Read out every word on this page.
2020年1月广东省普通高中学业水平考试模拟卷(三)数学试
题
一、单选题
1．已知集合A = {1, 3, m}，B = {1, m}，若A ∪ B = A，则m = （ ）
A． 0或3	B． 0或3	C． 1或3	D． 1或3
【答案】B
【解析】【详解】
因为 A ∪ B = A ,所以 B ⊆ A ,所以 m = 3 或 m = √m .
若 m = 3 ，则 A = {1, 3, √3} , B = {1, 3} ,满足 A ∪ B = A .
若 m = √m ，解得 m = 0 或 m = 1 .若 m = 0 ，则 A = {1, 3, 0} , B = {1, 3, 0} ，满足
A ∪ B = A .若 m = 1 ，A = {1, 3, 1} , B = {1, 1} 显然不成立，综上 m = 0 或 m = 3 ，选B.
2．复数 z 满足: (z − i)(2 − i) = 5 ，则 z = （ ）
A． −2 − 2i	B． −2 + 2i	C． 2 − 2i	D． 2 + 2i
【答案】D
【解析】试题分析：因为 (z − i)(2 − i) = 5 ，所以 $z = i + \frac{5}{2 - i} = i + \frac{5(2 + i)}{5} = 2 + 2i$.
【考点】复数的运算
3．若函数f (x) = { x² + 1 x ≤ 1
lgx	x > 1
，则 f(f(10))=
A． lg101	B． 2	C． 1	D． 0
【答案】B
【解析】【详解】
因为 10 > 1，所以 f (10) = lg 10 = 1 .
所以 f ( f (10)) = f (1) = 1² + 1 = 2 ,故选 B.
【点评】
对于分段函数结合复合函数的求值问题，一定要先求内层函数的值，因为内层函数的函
==*==
Task objective — Reproduce the listing above word for word.

Task result —
Read out every word on this page.
2020年1月广东省普通高中学业水平考试模拟卷(三)数学试
题
一、单选题
1．已知集合A = {1, 3, m}，B = {1, m}，若A ∪ B = A，则m = （ ）
A． 0或3	B． 0或3	C． 1或3	D． 1或3
【答案】B
【解析】【详解】
因为 A ∪ B = A ,所以 B ⊆ A ,所以 m = 3 或 m = √m .
若 m = 3 ，则 A = {1, 3, √3} , B = {1, 3} ,满足 A ∪ B = A .
若 m = √m ，解得 m = 0 或 m = 1 .若 m = 0 ，则 A = {1, 3, 0} , B = {1, 3, 0} ，满足
A ∪ B = A .若 m = 1 ，A = {1, 3, 1} , B = {1, 1} 显然不成立，综上 m = 0 或 m = 3 ，选B.
2．复数 z 满足: (z − i)(2 − i) = 5 ，则 z = （ ）
A． −2 − 2i	B． −2 + 2i	C． 2 − 2i	D． 2 + 2i
【答案】D
【解析】试题分析：因为 (z − i)(2 − i) = 5 ，所以 $z = i + \frac{5}{2 - i} = i + \frac{5(2 + i)}{5} = 2 + 2i$.
【考点】复数的运算
3．若函数f (x) = { x² + 1 x ≤ 1
lgx	x > 1
，则 f(f(10))=
A． lg101	B． 2	C． 1	D． 0
【答案】B
【解析】【详解】
因为 10 > 1，所以 f (10) = lg 10 = 1 .
所以 f ( f (10)) = f (1) = 1² + 1 = 2 ,故选 B.
【点评】
对于分段函数结合复合函数的求值问题，一定要先求内层函数的值，因为内层函数的函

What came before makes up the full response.